-- What the exercise asks --
Give only a count of the lines that include the string "lands".

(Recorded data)

--------------------

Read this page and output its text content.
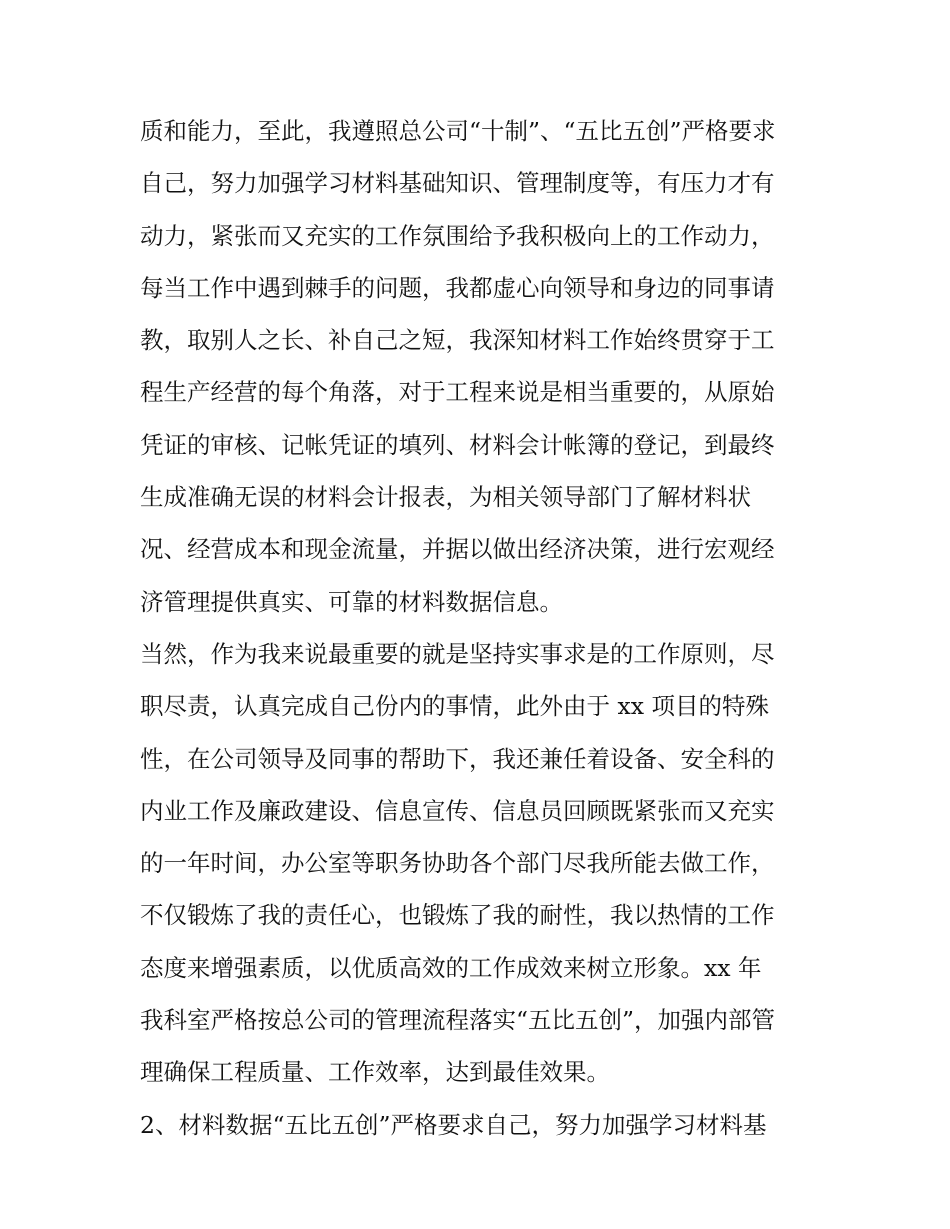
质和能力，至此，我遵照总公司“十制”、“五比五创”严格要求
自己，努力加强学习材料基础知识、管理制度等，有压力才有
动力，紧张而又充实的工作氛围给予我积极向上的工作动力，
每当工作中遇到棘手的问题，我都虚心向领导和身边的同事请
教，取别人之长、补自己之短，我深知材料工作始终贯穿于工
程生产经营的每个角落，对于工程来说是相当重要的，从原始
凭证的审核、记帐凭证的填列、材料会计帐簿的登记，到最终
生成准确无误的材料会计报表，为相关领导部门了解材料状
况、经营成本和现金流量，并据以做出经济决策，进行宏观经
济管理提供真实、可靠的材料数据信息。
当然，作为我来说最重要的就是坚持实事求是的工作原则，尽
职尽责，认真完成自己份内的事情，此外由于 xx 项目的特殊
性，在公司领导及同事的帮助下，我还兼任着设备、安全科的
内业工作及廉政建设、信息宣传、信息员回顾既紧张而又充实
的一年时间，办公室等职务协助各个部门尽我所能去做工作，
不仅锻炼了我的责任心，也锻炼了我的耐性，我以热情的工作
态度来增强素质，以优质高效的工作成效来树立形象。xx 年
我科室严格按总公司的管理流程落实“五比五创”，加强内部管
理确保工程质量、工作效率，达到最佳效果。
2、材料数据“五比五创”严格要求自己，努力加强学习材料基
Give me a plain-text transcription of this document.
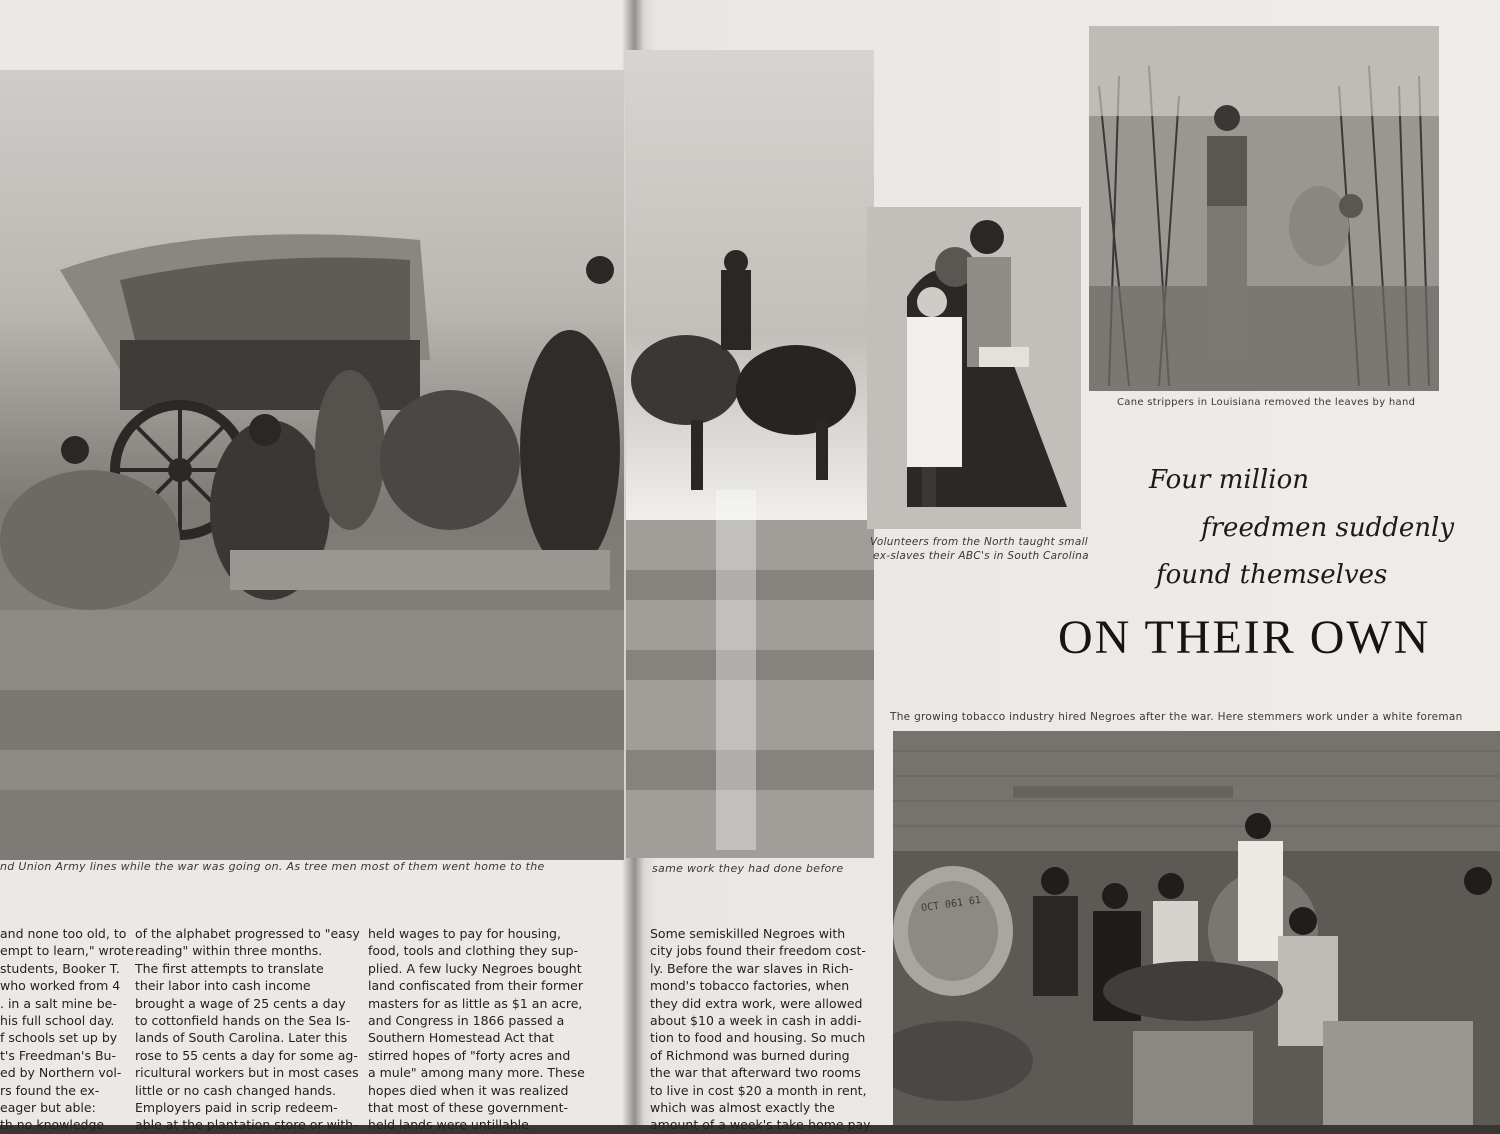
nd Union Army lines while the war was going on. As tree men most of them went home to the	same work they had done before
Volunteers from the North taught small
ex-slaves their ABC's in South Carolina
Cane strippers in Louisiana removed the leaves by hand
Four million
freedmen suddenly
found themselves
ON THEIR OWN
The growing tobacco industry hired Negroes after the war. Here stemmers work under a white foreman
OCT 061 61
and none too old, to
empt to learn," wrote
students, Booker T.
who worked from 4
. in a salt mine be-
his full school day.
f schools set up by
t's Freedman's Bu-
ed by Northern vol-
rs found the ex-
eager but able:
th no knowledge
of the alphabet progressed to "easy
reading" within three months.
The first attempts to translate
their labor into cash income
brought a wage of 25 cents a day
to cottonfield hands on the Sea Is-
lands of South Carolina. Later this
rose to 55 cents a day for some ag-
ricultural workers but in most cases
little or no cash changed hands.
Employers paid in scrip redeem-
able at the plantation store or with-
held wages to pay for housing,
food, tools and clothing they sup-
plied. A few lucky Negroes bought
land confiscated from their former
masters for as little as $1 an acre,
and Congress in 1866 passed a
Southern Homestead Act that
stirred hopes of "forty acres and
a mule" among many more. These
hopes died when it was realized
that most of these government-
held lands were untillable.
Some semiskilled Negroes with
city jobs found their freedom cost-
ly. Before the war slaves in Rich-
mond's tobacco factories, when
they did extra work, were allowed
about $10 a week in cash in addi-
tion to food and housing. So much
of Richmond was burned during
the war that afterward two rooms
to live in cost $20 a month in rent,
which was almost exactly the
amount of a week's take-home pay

--------------------

-- Result for this task --
2